[Provided text]:
In [1]:
'''
You can easily tackle many basic patterns in Python using the ordinary characters. 
Ordinary characters are the simplest regular expressions. 
They match themselves exactly and do not have a special meaning in their regular expression syntax.

Ordinary characters can be used to perform simple exact matches
'''

import re

pattern = r"Coding!" # the r is a raw string literal, changes how the string literal is interpreted
'''
For example, \ is just a backslash when prefixed with a r rather than being interpreted as an escape sequence.
This is important with special characters.
We don't actually need it here but it helps with consistency :)
'''

sequence = "Coding!"
if re.match(pattern, sequence): # reutrn a match object if the text matches the pattern, if not returns none
    print("Match!")
else: 
    print("Not a match!")

Match!


In [2]:
'''
Special characters are characters which do not match themselves as seen 
but actually have a special meaning when used in a regular expression.
The most widely used special characters are:
. - A period. Matches any single character except newline character.
\w - Lowercase w. Matches any single letter, digit or underscore.

[Given information]:
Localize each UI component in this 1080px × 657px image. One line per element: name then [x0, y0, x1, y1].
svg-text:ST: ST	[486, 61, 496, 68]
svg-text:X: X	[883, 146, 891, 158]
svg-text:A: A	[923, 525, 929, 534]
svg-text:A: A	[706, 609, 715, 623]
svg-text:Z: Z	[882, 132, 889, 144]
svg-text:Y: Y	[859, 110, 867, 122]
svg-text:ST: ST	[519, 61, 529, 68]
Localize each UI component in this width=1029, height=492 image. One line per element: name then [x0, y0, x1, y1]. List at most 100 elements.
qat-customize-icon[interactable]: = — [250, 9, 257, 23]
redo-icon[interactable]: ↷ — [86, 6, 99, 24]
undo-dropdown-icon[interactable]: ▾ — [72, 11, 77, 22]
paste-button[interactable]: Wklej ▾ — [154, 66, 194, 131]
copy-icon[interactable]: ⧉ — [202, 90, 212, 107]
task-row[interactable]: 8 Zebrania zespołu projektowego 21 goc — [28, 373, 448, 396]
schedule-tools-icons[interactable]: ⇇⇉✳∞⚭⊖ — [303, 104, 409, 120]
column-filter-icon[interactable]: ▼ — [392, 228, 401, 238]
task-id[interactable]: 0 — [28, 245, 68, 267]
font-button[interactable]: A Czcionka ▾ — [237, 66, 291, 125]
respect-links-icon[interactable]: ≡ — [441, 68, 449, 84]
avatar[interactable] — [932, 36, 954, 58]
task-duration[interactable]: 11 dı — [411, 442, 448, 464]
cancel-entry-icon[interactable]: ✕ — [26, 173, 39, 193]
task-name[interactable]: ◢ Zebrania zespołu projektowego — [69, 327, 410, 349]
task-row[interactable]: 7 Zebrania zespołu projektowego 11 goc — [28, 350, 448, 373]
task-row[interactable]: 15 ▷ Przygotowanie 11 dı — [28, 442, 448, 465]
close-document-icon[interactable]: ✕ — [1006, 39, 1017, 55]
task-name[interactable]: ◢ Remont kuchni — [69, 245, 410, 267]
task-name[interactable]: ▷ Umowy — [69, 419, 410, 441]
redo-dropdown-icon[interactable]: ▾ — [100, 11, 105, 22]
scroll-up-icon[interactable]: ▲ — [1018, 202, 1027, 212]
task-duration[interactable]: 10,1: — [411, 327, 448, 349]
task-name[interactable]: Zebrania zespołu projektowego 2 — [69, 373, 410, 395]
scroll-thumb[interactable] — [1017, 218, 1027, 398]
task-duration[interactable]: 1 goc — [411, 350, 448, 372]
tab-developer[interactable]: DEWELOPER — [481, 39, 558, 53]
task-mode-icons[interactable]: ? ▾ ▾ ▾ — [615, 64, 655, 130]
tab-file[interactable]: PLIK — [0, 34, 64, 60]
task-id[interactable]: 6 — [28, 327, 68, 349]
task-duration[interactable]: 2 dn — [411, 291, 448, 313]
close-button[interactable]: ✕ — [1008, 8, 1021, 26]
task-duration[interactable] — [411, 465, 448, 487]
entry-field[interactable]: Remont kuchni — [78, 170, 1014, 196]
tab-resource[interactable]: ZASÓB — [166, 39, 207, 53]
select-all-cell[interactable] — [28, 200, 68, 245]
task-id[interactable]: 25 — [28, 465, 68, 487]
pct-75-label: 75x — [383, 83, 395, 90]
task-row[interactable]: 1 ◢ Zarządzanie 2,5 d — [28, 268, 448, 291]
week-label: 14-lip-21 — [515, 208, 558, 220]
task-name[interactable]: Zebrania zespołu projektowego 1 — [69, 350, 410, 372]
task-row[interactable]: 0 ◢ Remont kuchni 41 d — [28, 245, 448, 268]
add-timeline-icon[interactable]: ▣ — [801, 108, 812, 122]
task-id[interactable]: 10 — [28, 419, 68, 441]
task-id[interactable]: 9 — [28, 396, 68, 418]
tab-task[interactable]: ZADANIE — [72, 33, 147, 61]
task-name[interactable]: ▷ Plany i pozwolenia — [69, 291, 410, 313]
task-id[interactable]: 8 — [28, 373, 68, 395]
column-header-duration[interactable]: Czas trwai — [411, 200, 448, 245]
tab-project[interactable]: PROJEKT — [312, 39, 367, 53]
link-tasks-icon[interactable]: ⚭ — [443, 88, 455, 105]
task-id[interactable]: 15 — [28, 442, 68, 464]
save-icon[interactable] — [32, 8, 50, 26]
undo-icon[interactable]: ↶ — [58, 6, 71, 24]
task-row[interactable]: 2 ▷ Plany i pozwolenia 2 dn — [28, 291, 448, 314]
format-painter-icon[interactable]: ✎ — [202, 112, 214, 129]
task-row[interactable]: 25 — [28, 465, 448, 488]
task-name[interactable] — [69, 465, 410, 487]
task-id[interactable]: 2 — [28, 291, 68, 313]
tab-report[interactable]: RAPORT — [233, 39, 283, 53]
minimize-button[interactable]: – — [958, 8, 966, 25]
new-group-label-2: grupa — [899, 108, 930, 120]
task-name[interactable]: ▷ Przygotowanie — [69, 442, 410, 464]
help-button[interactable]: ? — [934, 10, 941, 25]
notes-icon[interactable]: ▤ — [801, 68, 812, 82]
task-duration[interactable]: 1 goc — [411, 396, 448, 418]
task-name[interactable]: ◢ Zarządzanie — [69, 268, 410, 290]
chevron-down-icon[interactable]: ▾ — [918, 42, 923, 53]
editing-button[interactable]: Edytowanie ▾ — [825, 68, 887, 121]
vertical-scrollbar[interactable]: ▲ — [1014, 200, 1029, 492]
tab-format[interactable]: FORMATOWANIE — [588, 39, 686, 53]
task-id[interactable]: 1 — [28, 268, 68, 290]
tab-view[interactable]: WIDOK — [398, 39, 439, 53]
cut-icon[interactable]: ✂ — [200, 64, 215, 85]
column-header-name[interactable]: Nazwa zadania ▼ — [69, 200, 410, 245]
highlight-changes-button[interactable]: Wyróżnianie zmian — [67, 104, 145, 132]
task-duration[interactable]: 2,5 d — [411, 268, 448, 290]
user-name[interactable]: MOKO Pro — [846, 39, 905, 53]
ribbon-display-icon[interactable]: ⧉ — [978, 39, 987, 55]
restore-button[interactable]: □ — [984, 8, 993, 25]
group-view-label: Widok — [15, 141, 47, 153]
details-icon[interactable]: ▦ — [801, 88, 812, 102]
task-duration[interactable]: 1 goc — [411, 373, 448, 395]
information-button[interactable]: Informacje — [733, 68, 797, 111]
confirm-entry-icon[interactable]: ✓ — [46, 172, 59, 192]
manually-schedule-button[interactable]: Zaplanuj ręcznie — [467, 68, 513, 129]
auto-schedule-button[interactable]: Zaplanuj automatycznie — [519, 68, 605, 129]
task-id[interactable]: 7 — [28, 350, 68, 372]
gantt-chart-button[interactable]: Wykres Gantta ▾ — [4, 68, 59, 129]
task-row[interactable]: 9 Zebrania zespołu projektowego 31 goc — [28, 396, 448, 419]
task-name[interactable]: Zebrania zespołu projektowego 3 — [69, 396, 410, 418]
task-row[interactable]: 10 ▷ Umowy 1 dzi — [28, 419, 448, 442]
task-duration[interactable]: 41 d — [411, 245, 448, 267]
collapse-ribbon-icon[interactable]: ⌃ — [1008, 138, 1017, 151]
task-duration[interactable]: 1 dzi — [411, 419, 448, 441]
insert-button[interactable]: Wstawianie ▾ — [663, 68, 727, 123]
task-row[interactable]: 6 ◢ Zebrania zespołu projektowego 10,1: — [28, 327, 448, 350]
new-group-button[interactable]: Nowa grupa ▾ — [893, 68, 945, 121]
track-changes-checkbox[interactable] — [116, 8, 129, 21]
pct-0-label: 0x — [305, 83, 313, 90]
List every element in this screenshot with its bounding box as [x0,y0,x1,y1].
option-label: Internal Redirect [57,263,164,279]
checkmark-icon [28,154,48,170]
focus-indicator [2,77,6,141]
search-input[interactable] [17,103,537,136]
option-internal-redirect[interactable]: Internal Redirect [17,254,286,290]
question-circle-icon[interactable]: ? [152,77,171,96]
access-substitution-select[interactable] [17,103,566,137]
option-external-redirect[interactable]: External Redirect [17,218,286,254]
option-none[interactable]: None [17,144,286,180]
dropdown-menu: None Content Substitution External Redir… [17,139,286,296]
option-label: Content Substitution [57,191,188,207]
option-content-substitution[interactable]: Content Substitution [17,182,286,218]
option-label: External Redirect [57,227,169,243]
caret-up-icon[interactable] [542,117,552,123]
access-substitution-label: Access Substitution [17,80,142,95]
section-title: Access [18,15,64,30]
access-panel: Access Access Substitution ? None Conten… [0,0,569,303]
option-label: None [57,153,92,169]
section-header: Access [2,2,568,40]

[Set problem 1]:
Please sum up the regular expressions text in two sentences.
[Set problem 2]:
Copy word for word the stretch of the regular expressions text from "They match themselves" through "with consistency :)".

[Complete output 1]:
Ordinary characters are the simplest regular expressions, matching themselves exactly, and the text uses them with re.match to check a simple exact match of the pattern "Coding!", prefixed with r as a raw string literal so that a backslash is not interpreted as an escape sequence. Special characters instead have a special meaning in a regular expression: a period matches any single character except a newline, and \w matches any single letter, digit or underscore.

[Complete output 2]:
They match themselves exactly and do not have a special meaning in their regular expression syntax.

Ordinary characters can be used to perform simple exact matches
'''

import re

pattern = r"Coding!" # the r is a raw string literal, changes how the string literal is interpreted
'''
For example, \ is just a backslash when prefixed with a r rather than being interpreted as an escape sequence.
This is important with special characters.
We don't actually need it here but it helps with consistency :)